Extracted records

++++++

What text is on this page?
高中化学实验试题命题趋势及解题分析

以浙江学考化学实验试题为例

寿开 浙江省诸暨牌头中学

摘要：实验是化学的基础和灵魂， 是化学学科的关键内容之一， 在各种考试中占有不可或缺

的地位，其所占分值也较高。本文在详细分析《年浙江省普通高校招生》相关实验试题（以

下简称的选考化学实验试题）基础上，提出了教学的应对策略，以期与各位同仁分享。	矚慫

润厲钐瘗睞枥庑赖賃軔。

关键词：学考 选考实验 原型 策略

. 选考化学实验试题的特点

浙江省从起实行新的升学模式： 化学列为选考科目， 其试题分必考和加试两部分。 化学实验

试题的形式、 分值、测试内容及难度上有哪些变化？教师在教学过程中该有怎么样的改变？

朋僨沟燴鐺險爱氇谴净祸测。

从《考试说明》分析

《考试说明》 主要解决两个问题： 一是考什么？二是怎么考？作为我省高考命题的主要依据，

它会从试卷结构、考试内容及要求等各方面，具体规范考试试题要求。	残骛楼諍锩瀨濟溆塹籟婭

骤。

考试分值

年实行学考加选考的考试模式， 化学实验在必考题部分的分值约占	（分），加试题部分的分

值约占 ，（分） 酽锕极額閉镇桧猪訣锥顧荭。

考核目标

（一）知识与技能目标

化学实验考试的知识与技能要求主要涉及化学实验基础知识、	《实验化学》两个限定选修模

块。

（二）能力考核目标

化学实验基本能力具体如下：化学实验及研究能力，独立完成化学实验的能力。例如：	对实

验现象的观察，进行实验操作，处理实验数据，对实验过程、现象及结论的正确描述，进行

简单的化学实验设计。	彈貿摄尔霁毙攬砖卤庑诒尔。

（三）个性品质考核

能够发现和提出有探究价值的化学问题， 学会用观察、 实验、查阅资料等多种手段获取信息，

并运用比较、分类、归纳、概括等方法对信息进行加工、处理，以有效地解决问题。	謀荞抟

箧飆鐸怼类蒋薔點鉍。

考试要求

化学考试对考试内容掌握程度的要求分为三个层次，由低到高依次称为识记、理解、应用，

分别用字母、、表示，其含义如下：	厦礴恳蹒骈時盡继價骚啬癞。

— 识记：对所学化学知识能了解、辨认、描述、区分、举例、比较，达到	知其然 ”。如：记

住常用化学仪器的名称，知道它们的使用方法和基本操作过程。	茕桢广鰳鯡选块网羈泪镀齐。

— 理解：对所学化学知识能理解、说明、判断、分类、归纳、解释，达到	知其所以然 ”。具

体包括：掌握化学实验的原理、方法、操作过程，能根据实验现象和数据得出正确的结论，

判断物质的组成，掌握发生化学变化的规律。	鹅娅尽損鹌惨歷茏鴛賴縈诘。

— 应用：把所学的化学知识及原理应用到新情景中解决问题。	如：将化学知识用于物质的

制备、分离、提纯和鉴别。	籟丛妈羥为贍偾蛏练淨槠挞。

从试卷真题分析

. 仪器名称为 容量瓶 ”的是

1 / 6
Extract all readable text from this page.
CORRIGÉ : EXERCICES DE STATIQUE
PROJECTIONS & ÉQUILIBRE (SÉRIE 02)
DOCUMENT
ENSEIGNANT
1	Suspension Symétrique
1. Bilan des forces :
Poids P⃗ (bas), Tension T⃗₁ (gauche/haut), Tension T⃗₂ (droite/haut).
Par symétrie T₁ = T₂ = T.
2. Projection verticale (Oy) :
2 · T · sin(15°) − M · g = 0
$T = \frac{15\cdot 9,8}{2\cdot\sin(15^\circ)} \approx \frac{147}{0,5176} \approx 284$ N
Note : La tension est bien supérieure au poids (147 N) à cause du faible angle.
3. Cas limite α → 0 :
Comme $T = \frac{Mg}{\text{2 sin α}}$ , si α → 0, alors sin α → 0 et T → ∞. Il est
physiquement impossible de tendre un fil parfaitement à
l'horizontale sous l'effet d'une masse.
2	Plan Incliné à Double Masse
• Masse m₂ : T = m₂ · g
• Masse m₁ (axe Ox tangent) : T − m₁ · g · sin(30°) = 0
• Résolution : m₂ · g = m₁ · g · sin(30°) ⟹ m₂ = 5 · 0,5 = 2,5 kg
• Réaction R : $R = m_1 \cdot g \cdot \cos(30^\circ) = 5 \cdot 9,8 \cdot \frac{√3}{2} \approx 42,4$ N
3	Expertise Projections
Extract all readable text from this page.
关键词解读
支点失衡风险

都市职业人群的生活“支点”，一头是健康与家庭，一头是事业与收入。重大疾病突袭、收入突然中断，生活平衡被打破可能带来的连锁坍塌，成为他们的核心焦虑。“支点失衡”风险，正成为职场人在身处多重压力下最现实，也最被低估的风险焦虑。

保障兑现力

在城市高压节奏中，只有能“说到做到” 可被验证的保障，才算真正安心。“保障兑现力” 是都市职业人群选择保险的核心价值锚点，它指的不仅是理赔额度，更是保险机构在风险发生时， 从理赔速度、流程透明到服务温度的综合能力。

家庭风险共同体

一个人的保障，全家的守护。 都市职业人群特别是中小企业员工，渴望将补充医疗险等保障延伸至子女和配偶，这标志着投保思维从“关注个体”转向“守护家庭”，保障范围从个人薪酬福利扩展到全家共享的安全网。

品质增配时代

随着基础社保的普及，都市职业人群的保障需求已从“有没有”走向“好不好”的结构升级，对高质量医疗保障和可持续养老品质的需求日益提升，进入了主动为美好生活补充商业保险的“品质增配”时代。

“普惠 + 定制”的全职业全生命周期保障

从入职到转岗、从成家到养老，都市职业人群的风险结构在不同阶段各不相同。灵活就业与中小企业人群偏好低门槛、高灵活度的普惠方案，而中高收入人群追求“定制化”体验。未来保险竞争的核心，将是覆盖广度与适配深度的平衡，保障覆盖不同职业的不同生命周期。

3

++++++

Do this
Extract every line above containing the word "circ".

Answer below
$T = \frac{15\cdot 9,8}{2\cdot\sin(15^\circ)} \approx \frac{147}{0,5176} \approx 284$ N
• Réaction R : $R = m_1 \cdot g \cdot \cos(30^\circ) = 5 \cdot 9,8 \cdot \frac{√3}{2} \approx 42,4$ N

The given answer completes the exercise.